▶ [WHAT YOU SHOULD DO]:
Render the listing as a Markdown table with the columns Row and Entry, starting at its first line and ending at the line that contains "label-2: 2 (507, 324, 514, 339)". Number each row and leave out any blank lines.
━━━
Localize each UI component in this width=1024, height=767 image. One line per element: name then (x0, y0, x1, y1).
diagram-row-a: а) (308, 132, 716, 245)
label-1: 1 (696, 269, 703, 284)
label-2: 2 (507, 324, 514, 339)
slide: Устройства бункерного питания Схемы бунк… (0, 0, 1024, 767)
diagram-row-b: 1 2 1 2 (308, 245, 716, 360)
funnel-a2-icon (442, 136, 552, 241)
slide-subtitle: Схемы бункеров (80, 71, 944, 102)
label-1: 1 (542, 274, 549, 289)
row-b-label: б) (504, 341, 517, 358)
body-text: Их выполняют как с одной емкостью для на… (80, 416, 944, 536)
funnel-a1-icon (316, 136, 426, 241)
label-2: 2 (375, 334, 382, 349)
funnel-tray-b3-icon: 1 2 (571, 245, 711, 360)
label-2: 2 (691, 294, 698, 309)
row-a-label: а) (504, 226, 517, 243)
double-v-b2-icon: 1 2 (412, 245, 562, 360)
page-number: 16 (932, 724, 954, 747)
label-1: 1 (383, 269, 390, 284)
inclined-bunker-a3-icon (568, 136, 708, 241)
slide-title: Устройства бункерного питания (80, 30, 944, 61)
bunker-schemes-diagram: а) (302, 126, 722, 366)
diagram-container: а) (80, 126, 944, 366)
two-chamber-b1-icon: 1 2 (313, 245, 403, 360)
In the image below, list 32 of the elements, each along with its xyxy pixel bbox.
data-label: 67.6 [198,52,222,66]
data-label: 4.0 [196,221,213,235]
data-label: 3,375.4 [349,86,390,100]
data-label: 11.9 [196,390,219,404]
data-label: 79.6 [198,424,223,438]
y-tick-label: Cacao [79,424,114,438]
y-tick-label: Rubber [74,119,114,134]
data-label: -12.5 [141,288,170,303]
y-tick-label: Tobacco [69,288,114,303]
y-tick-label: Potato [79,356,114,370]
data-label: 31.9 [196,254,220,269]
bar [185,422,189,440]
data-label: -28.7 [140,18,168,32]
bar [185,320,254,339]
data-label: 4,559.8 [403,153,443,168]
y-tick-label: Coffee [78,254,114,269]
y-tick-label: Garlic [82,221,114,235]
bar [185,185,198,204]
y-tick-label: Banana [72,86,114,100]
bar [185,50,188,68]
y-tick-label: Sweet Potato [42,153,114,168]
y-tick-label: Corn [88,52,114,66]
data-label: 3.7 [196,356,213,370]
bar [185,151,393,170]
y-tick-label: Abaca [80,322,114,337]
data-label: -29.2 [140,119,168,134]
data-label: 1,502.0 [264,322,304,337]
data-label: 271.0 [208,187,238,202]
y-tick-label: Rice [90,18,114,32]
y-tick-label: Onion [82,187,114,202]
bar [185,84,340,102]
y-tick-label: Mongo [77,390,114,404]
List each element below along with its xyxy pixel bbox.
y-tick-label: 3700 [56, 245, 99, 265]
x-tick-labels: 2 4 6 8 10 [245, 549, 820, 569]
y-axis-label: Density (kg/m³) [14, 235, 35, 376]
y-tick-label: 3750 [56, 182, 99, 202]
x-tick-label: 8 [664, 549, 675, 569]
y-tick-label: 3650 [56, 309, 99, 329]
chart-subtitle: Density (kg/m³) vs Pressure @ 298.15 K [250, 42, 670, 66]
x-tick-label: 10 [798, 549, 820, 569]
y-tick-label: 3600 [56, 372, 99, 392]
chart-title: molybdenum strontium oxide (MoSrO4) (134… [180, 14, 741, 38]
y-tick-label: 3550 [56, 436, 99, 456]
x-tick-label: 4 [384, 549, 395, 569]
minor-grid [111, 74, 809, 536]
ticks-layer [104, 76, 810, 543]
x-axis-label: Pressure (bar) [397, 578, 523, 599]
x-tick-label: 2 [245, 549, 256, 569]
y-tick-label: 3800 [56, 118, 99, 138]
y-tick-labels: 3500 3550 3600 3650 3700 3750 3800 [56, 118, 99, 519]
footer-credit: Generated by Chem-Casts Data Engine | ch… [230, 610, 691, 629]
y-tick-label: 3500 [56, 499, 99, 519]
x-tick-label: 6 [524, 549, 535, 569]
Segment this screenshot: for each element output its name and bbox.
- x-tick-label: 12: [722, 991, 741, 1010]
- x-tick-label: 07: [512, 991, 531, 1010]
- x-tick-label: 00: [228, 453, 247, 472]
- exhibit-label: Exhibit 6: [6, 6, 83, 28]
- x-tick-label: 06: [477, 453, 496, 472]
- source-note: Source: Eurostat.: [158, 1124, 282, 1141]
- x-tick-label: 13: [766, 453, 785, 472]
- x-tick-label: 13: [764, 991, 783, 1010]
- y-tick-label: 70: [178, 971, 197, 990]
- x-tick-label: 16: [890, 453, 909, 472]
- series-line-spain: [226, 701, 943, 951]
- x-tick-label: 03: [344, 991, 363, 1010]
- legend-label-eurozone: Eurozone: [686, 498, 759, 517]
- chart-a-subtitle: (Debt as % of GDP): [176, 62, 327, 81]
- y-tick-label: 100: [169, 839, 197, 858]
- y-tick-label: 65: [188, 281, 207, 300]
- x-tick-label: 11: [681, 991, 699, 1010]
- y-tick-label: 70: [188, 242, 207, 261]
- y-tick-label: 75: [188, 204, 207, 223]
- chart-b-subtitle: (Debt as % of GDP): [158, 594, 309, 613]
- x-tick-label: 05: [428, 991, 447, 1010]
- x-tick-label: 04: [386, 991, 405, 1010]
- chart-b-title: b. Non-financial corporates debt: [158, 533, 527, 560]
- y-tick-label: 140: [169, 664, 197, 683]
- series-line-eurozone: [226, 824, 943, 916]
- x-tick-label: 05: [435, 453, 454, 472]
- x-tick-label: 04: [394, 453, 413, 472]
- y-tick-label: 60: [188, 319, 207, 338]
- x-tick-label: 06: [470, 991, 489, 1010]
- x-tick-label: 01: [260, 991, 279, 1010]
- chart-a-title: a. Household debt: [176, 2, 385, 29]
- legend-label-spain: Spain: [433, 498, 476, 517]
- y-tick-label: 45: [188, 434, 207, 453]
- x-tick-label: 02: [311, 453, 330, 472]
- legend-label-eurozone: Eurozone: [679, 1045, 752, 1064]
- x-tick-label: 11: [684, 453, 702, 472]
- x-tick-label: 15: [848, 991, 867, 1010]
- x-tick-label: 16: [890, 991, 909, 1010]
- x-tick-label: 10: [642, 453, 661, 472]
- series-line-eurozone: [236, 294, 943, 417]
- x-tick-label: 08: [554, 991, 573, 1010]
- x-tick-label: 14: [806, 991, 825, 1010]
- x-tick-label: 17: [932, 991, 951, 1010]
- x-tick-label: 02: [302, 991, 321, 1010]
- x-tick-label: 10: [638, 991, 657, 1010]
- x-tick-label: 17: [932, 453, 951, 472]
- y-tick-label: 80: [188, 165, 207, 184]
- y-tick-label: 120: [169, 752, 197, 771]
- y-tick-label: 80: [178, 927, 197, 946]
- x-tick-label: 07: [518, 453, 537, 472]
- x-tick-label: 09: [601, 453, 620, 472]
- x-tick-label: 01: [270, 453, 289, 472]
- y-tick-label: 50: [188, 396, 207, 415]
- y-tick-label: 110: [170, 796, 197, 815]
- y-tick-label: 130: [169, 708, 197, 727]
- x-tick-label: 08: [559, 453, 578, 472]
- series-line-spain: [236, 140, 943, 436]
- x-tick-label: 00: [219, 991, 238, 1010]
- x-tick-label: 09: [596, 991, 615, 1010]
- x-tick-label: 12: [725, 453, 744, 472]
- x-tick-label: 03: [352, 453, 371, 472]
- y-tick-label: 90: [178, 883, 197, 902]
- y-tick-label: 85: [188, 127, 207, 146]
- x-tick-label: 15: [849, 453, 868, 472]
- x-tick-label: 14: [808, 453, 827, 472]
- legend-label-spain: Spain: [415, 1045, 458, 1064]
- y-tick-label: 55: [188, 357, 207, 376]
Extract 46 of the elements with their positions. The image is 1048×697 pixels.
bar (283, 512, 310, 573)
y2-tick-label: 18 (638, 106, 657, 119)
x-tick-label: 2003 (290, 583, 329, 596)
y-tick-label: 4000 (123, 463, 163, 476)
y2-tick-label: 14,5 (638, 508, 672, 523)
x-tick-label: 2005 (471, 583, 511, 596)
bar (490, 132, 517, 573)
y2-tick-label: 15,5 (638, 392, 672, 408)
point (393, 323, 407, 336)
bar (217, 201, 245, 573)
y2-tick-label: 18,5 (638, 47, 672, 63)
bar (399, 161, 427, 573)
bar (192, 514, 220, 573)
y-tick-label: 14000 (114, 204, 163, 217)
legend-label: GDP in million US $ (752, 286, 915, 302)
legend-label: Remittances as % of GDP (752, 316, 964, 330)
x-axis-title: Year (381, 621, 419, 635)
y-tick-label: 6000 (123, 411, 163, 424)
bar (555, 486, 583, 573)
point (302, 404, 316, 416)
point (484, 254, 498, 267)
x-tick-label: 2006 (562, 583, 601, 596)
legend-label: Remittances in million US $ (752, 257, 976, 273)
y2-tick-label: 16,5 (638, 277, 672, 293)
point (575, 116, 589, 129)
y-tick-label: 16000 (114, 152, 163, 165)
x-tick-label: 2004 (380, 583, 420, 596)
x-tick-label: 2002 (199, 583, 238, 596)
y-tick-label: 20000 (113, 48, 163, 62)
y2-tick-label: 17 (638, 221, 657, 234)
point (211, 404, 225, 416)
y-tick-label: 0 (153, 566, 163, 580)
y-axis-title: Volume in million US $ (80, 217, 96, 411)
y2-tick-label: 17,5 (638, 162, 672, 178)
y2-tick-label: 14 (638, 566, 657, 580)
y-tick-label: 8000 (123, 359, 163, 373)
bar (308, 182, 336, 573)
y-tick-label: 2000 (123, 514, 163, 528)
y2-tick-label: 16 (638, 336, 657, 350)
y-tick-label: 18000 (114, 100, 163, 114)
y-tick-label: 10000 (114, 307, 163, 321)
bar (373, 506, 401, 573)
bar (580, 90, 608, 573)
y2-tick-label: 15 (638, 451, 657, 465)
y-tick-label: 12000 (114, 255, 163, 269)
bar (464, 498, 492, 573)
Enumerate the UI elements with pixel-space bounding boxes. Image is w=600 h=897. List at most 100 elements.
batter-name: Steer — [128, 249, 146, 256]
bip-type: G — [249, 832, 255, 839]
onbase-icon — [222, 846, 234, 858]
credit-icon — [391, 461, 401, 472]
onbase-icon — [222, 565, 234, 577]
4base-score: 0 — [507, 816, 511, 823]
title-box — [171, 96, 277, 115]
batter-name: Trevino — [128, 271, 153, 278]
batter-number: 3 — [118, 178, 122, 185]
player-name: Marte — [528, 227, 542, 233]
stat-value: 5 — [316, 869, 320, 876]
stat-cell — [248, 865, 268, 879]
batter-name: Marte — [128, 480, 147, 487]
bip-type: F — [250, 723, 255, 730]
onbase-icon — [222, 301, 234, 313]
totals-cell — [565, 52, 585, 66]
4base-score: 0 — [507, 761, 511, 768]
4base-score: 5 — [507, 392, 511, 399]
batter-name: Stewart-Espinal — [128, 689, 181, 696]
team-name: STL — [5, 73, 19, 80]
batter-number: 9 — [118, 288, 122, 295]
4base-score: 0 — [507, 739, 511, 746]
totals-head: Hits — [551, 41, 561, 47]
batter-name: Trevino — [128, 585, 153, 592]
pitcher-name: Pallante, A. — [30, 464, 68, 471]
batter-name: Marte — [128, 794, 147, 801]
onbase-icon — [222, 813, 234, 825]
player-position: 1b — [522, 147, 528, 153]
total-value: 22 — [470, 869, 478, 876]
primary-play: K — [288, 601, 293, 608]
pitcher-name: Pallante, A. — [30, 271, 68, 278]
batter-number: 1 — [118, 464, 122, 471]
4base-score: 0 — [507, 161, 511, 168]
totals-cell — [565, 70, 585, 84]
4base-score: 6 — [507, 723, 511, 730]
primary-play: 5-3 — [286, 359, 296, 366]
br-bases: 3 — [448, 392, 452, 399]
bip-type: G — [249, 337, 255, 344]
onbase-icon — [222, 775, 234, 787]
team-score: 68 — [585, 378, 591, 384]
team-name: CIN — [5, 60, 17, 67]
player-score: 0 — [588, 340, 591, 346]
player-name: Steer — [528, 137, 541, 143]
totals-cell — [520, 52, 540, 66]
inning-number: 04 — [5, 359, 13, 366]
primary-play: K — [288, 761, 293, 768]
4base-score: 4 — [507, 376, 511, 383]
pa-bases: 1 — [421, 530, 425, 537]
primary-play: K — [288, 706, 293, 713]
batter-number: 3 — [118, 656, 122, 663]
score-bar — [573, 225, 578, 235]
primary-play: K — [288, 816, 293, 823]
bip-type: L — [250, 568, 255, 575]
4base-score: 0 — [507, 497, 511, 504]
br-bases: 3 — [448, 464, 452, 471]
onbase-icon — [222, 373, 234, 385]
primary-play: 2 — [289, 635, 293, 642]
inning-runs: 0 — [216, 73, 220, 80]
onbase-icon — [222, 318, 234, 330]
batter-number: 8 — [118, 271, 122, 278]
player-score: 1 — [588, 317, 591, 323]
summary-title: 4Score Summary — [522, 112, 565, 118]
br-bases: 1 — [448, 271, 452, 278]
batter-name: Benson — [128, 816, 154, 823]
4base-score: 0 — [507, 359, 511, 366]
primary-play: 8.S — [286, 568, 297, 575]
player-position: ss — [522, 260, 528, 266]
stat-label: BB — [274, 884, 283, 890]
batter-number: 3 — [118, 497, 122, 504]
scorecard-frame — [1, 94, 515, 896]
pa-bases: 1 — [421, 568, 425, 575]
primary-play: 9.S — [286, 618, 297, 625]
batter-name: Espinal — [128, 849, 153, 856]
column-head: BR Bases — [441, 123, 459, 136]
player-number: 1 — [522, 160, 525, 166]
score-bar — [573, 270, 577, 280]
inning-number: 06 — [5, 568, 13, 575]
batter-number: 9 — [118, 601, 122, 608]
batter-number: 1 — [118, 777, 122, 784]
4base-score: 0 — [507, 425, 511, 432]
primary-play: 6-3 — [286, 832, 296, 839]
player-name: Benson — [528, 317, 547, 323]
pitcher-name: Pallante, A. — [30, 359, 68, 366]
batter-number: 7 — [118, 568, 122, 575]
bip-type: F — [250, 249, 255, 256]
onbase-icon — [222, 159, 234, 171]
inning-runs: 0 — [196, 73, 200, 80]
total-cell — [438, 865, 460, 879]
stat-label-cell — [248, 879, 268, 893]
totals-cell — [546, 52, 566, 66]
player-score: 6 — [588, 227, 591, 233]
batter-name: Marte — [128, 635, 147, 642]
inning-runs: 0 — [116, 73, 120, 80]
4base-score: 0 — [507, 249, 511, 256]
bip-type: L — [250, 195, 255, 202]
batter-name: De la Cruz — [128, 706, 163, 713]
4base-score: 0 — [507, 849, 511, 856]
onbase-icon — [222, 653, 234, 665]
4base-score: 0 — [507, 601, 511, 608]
━━━
▶ [THE RESULT]:
| Row | Entry |
|---|---|
| 1 | Localize each UI component in this width=1024, height=767 image. One line per element: name then (x0, y0, x1, y1). |
| 2 | diagram-row-a: а) (308, 132, 716, 245) |
| 3 | label-1: 1 (696, 269, 703, 284) |
| 4 | label-2: 2 (507, 324, 514, 339) |